# Mandatory Exercise - Session 8

### Students: Nafis Banirazi & Jan Carbonell

### Lab Objective:
The Objective of this lab is to:
-Consider the following sentence: "Lazy cats play with mice."
-Expand the grammar of the example related to non-probabilistic chart parsers in order to subsume this new sentence.
-Perform the constituency parsing using a BottomUpChartParser, a BottomUpLeftCornerChartParser and a LeftCornerChartParser.
-For each one of them, provide the resulting tree, the number of edges and the list of explored edges.
-Which parser is the most efficient for parsing the sentence?
-Which edges are filtered out by each parser and why?

## 1. Constituency parsing with NLTK
This section will define a grammar and use different parsing methods to determine the constituency tree of a sentence.

| TO BE DONE |
In the lab exercise, which three parsers are to be used for the constituency parsing?

(Saved entries)
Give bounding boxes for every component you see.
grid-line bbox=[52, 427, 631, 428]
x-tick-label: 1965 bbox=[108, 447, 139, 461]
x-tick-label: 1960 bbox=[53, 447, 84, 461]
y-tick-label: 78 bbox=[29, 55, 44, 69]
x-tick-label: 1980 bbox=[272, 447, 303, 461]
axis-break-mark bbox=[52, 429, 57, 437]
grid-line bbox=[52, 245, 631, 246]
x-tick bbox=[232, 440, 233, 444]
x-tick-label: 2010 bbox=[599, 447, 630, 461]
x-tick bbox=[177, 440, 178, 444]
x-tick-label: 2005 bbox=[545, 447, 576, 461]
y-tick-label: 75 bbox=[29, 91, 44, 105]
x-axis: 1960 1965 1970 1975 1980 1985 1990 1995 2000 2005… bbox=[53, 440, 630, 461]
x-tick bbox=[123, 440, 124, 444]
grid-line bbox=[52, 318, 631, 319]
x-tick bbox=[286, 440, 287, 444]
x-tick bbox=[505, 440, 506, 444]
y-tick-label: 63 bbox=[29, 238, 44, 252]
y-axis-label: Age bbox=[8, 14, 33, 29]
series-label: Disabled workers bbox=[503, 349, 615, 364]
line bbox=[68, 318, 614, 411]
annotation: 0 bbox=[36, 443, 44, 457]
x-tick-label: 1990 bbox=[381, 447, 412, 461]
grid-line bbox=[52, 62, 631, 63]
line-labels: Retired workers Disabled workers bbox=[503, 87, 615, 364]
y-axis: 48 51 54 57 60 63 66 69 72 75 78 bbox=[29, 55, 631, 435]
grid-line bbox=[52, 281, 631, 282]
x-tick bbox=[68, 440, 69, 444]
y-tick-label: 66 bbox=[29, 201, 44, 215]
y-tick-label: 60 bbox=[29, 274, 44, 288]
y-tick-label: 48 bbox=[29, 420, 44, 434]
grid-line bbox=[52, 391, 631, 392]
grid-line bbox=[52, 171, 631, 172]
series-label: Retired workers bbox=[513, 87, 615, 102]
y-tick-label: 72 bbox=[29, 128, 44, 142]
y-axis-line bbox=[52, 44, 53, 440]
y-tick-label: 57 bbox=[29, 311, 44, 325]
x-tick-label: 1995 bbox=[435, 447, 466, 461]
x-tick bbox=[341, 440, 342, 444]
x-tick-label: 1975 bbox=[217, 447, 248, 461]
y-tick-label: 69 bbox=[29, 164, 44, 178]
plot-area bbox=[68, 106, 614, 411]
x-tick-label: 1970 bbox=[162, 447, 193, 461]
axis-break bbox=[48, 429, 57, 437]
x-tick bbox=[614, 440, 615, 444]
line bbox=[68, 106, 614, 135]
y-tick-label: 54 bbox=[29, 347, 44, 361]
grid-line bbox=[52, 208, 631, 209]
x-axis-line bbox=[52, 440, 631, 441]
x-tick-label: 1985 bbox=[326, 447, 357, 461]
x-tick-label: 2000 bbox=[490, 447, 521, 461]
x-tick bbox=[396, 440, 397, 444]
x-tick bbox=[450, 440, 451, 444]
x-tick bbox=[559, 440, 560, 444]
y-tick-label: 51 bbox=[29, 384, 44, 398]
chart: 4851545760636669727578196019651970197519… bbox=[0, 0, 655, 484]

| RESPONSE TO THE TASK |
A BottomUpChartParser, a BottomUpLeftCornerChartParser and a LeftCornerChartParser.